Exercise instructions:
Repeat the data that follows, word for word, without the images.

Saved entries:
_ _ _ _ _ _ _
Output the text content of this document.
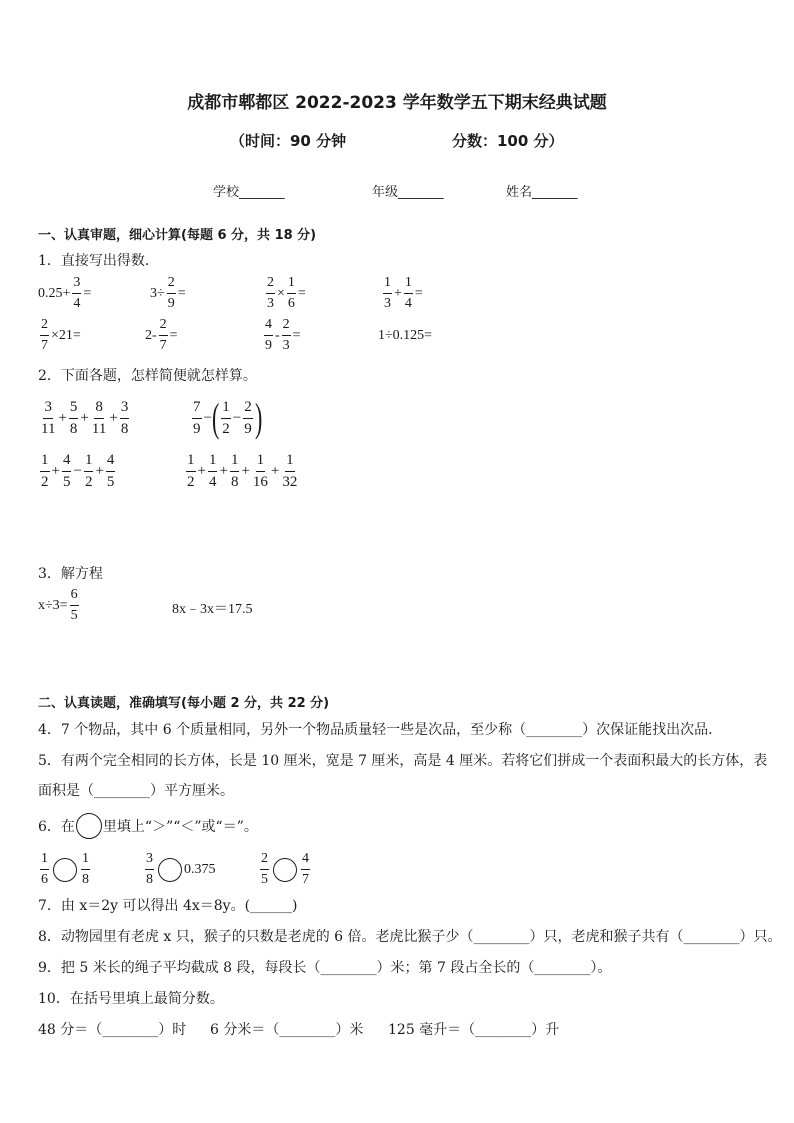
成都市郫都区 2022-2023 学年数学五下期末经典试题
（时间：90 分钟	分数：100 分）
学校_______	年级_______	姓名_______
一、认真审题，细心计算(每题 6 分，共 18 分)
1．直接写出得数．
$0.25+ \frac{3}{4}$ =	$3\div \frac{2}{9}$ =	$\frac{2}{3} \times \frac{1}{6}$ =	$\frac{1}{3} + \frac{1}{4}$ =
$\frac{2}{7} \times 21=$	$2- \frac{2}{7}$ =	$\frac{4}{9} - \frac{2}{3}$ =	1÷0.125=
2．下面各题，怎样简便就怎样算。
$\frac{3}{11} + \frac{5}{8} + \frac{8}{11} + \frac{3}{8}$	$\frac{7}{9}$ − ( $\frac{1}{2} - \frac{2}{9}$ )
$\frac{1}{2} + \frac{4}{5} - \frac{1}{2} + \frac{4}{5}$	$\frac{1}{2} + \frac{1}{4} + \frac{1}{8} + \frac{1}{16} + \frac{1}{32}$
3．解方程
$x\div 3= \frac{6}{5}$	8x﹣3x＝17.5
二、认真读题，准确填写(每小题 2 分，共 22 分)
4．7 个物品，其中 6 个质量相同，另外一个物品质量轻一些是次品，至少称（________）次保证能找出次品.
5．有两个完全相同的长方体，长是 10 厘米，宽是 7 厘米，高是 4 厘米。若将它们拼成一个表面积最大的长方体，表
面积是（________）平方厘米。
6．在 里填上“＞”“＜”或“＝”。
$\frac{1}{6} \frac{1}{8}$	$\frac{3}{8} 0.375$	$\frac{2}{5} \frac{4}{7}$
7．由 x＝2y 可以得出 4x＝8y。(______)
8．动物园里有老虎 x 只，猴子的只数是老虎的 6 倍。老虎比猴子少（________）只，老虎和猴子共有（________）只。
9．把 5 米长的绳子平均截成 8 段，每段长（________）米；第 7 段占全长的（________）。
10．在括号里填上最简分数。
48 分＝（________）时 6 分米＝（________）米 125 毫升＝（________）升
_ _ _ _ _ _ _
Correct answer:
Output the text content of this document.
成都市郫都区 2022-2023 学年数学五下期末经典试题
（时间：90 分钟	分数：100 分）
学校_______	年级_______	姓名_______
一、认真审题，细心计算(每题 6 分，共 18 分)
1．直接写出得数．
$0.25+ \frac{3}{4}$ =	$3\div \frac{2}{9}$ =	$\frac{2}{3} \times \frac{1}{6}$ =	$\frac{1}{3} + \frac{1}{4}$ =
$\frac{2}{7} \times 21=$	$2- \frac{2}{7}$ =	$\frac{4}{9} - \frac{2}{3}$ =	1÷0.125=
2．下面各题，怎样简便就怎样算。
$\frac{3}{11} + \frac{5}{8} + \frac{8}{11} + \frac{3}{8}$	$\frac{7}{9}$ − ( $\frac{1}{2} - \frac{2}{9}$ )
$\frac{1}{2} + \frac{4}{5} - \frac{1}{2} + \frac{4}{5}$	$\frac{1}{2} + \frac{1}{4} + \frac{1}{8} + \frac{1}{16} + \frac{1}{32}$
3．解方程
$x\div 3= \frac{6}{5}$	8x﹣3x＝17.5
二、认真读题，准确填写(每小题 2 分，共 22 分)
4．7 个物品，其中 6 个质量相同，另外一个物品质量轻一些是次品，至少称（________）次保证能找出次品.
5．有两个完全相同的长方体，长是 10 厘米，宽是 7 厘米，高是 4 厘米。若将它们拼成一个表面积最大的长方体，表
面积是（________）平方厘米。
6．在 里填上“＞”“＜”或“＝”。
$\frac{1}{6} \frac{1}{8}$	$\frac{3}{8} 0.375$	$\frac{2}{5} \frac{4}{7}$
7．由 x＝2y 可以得出 4x＝8y。(______)
8．动物园里有老虎 x 只，猴子的只数是老虎的 6 倍。老虎比猴子少（________）只，老虎和猴子共有（________）只。
9．把 5 米长的绳子平均截成 8 段，每段长（________）米；第 7 段占全长的（________）。
10．在括号里填上最简分数。
48 分＝（________）时 6 分米＝（________）米 125 毫升＝（________）升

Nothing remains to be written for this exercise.